Instructions to follow —
Word for word, set down the records and skip each picture.

—————

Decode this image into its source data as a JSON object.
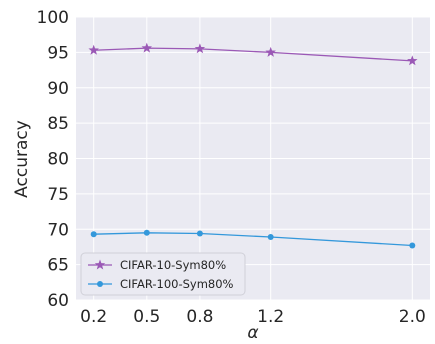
{
  "chart_data": {
    "type": "line",
    "title": "",
    "xlabel": "α",
    "ylabel": "Accuracy",
    "x": [
      0.2,
      0.5,
      0.8,
      1.2,
      2.0
    ],
    "x_tick_labels": [
      "0.2",
      "0.5",
      "0.8",
      "1.2",
      "2.0"
    ],
    "y_ticks": [
      60,
      65,
      70,
      75,
      80,
      85,
      90,
      95,
      100
    ],
    "y_tick_labels": [
      "60",
      "65",
      "70",
      "75",
      "80",
      "85",
      "90",
      "95",
      "100"
    ],
    "xlim": [
      0.1,
      2.1
    ],
    "ylim": [
      60,
      100
    ],
    "grid": true,
    "legend_position": "lower-left",
    "series": [
      {
        "name": "CIFAR-10-Sym80%",
        "color": "#9b59b6",
        "marker": "star",
        "values": [
          95.3,
          95.6,
          95.5,
          95.0,
          93.8
        ]
      },
      {
        "name": "CIFAR-100-Sym80%",
        "color": "#3498db",
        "marker": "circle",
        "values": [
          69.3,
          69.5,
          69.4,
          68.9,
          67.7
        ]
      }
    ]
  }
}
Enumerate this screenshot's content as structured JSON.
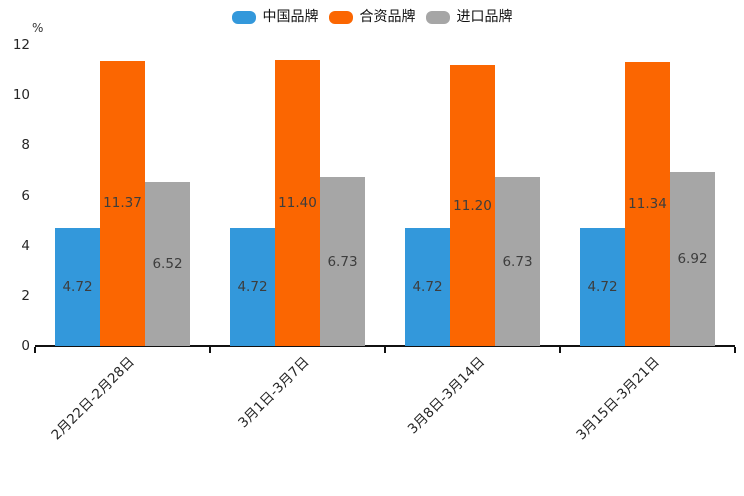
{
  "chart_data": {
    "type": "bar",
    "title": "",
    "unit_label": "%",
    "categories": [
      "2月22日-2月28日",
      "3月1日-3月7日",
      "3月8日-3月14日",
      "3月15日-3月21日"
    ],
    "series": [
      {
        "name": "中国品牌",
        "color": "#3398DB",
        "values": [
          4.72,
          4.72,
          4.72,
          4.72
        ]
      },
      {
        "name": "合资品牌",
        "color": "#FB6601",
        "values": [
          11.37,
          11.4,
          11.2,
          11.34
        ]
      },
      {
        "name": "进口品牌",
        "color": "#A6A6A6",
        "values": [
          6.52,
          6.73,
          6.73,
          6.92
        ]
      }
    ],
    "y_axis": {
      "label": "%",
      "min": 0,
      "max": 12,
      "ticks": [
        0,
        2,
        4,
        6,
        8,
        10,
        12
      ]
    },
    "legend_position": "top-center",
    "grid": false,
    "value_labels": "inside-center",
    "value_label_decimals": 2
  }
}
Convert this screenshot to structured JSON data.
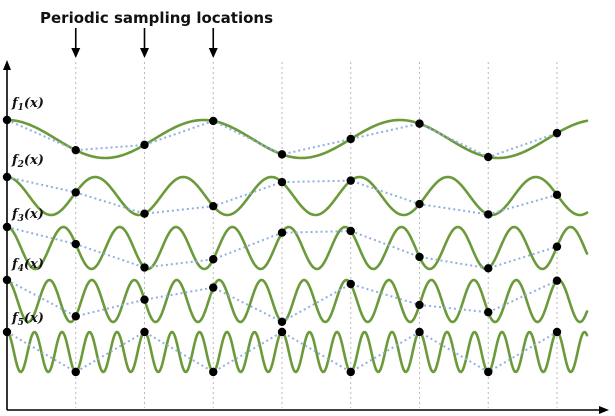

—————

Answer to the task —
Decode this image into its source data as a JSON object.
{
  "chart_data": {
    "type": "line",
    "title": "",
    "xlabel": "α",
    "ylabel": "Accuracy",
    "x": [
      0.2,
      0.5,
      0.8,
      1.2,
      2.0
    ],
    "x_tick_labels": [
      "0.2",
      "0.5",
      "0.8",
      "1.2",
      "2.0"
    ],
    "y_ticks": [
      60,
      65,
      70,
      75,
      80,
      85,
      90,
      95,
      100
    ],
    "y_tick_labels": [
      "60",
      "65",
      "70",
      "75",
      "80",
      "85",
      "90",
      "95",
      "100"
    ],
    "xlim": [
      0.1,
      2.1
    ],
    "ylim": [
      60,
      100
    ],
    "grid": true,
    "legend_position": "lower-left",
    "series": [
      {
        "name": "CIFAR-10-Sym80%",
        "color": "#9b59b6",
        "marker": "star",
        "values": [
          95.3,
          95.6,
          95.5,
          95.0,
          93.8
        ]
      },
      {
        "name": "CIFAR-100-Sym80%",
        "color": "#3498db",
        "marker": "circle",
        "values": [
          69.3,
          69.5,
          69.4,
          68.9,
          67.7
        ]
      }
    ]
  }
}
Enumerate this screenshot's content as structured JSON.
{
  "chart_data": {
    "type": "bar",
    "title": "",
    "unit_label": "%",
    "categories": [
      "2月22日-2月28日",
      "3月1日-3月7日",
      "3月8日-3月14日",
      "3月15日-3月21日"
    ],
    "series": [
      {
        "name": "中国品牌",
        "color": "#3398DB",
        "values": [
          4.72,
          4.72,
          4.72,
          4.72
        ]
      },
      {
        "name": "合资品牌",
        "color": "#FB6601",
        "values": [
          11.37,
          11.4,
          11.2,
          11.34
        ]
      },
      {
        "name": "进口品牌",
        "color": "#A6A6A6",
        "values": [
          6.52,
          6.73,
          6.73,
          6.92
        ]
      }
    ],
    "y_axis": {
      "label": "%",
      "min": 0,
      "max": 12,
      "ticks": [
        0,
        2,
        4,
        6,
        8,
        10,
        12
      ]
    },
    "legend_position": "top-center",
    "grid": false,
    "value_labels": "inside-center",
    "value_label_decimals": 2
  }
}
Convert this screenshot to structured JSON data.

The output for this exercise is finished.